TASK DATA:
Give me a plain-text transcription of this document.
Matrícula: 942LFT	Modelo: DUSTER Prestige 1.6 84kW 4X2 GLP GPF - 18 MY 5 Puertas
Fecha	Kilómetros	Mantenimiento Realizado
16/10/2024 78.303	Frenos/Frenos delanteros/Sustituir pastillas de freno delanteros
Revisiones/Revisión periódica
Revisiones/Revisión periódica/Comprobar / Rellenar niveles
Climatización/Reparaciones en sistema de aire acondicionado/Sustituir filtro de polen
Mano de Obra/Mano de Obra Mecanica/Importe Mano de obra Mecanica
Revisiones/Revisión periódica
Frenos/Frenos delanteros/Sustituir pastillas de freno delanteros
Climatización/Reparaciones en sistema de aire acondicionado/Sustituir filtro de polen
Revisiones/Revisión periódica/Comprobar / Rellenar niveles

...

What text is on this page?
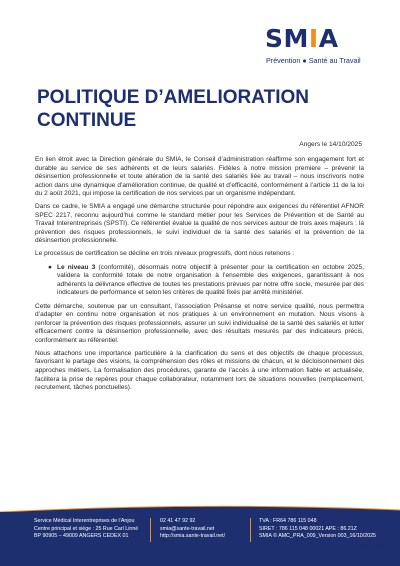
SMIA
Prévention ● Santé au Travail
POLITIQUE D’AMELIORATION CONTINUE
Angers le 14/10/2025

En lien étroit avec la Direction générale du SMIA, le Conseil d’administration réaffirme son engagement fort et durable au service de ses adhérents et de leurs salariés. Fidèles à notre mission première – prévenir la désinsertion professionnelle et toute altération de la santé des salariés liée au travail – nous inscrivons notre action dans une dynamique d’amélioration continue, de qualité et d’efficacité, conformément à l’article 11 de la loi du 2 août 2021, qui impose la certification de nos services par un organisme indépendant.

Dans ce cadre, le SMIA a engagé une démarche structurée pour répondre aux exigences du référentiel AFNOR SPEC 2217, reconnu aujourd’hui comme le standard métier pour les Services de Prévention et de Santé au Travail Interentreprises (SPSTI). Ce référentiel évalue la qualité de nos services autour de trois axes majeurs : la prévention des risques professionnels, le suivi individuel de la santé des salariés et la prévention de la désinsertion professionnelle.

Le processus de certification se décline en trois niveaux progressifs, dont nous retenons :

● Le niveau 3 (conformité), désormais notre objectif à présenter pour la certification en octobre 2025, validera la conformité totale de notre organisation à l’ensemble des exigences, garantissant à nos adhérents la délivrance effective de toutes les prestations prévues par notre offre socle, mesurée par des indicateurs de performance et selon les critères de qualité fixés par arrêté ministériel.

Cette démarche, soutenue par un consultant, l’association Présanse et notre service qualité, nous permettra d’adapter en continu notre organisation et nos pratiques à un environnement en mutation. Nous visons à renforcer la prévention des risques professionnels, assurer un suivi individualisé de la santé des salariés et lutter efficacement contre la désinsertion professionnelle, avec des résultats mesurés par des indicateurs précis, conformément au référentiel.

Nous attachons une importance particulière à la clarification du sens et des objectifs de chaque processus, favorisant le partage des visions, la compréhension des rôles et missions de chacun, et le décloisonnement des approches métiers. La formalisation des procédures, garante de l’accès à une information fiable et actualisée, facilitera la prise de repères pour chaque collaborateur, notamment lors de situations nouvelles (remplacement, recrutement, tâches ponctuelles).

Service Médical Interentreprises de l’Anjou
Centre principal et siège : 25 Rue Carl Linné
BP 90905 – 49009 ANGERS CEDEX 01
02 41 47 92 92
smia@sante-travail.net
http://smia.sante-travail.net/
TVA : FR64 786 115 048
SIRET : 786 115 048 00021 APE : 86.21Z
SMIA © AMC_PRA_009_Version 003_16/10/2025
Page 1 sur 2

DIRECTION: Copy each line in the data that holds the word "delanteros".

RESULT OF THE EXERCISE:
16/10/2024 78.303	Frenos/Frenos delanteros/Sustituir pastillas de freno delanteros
Frenos/Frenos delanteros/Sustituir pastillas de freno delanteros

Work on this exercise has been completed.